● **Given exercise**:
Look through the lines below and extract any with the word "fuses".

● **Material for the task**:
-.-.-

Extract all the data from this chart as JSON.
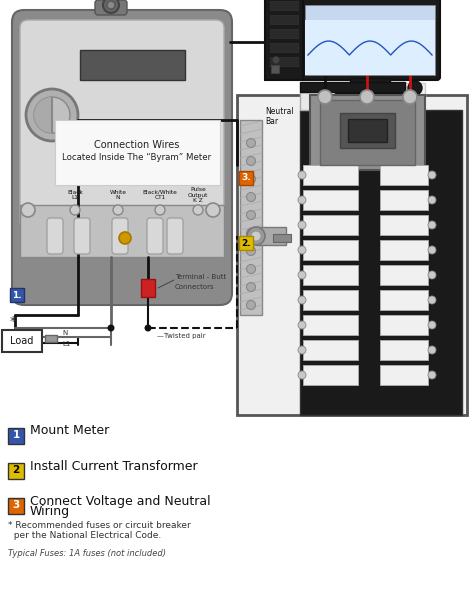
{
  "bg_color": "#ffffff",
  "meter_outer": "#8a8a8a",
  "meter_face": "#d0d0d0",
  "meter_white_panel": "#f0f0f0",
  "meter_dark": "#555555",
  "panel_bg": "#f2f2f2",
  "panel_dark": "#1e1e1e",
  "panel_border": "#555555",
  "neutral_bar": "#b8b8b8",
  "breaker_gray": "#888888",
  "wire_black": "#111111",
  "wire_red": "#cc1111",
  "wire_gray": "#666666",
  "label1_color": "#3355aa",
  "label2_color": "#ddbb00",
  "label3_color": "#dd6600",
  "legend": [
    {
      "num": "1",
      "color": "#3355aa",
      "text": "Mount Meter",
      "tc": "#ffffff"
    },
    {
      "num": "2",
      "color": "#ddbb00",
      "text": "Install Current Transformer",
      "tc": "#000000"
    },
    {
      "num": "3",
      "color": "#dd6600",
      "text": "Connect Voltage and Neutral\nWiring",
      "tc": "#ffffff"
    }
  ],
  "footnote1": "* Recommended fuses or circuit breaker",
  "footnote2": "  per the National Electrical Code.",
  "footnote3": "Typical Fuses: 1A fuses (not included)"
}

-.-.-

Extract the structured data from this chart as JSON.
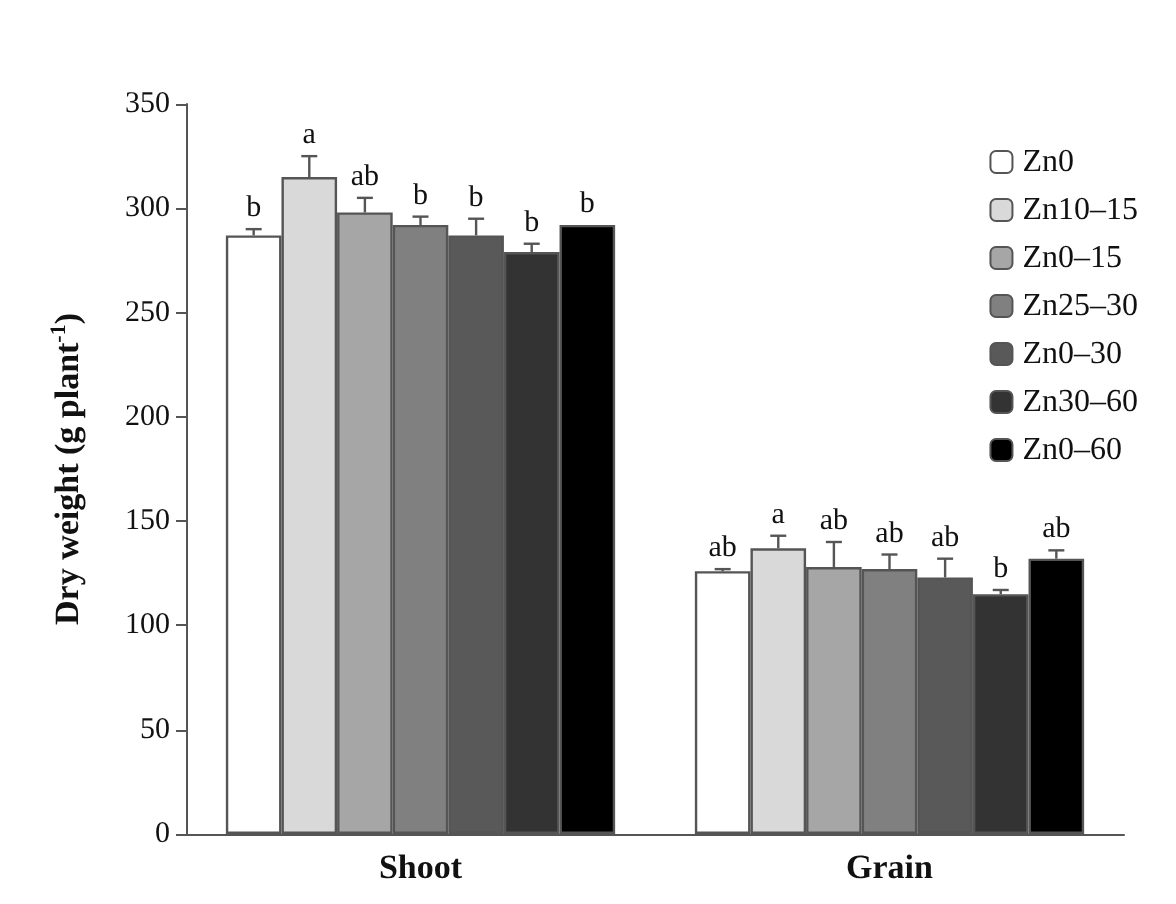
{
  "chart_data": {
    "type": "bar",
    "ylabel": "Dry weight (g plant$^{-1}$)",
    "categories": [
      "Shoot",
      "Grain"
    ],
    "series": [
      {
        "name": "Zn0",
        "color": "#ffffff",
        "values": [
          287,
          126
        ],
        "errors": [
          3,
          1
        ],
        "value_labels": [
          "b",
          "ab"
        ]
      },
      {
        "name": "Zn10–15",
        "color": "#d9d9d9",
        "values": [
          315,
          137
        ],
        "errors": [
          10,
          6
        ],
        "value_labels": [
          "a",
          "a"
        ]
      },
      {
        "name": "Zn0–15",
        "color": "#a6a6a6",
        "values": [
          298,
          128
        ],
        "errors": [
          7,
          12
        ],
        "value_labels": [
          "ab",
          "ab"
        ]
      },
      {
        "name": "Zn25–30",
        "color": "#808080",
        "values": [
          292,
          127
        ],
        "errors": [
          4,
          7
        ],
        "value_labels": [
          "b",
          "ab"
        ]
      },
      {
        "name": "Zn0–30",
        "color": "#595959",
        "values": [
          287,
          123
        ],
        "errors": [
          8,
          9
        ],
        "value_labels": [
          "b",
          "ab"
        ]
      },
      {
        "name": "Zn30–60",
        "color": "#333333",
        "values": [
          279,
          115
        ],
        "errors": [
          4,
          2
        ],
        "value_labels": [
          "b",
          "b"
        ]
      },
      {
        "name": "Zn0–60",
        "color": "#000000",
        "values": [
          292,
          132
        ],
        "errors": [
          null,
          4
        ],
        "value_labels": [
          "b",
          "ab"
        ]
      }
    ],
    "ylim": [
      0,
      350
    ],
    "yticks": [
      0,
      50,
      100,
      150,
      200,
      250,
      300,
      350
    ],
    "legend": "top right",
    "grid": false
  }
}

-.-.-

● **Solved problem**:
  "footnote1": "* Recommended fuses or circuit breaker",
  "footnote3": "Typical Fuses: 1A fuses (not included)"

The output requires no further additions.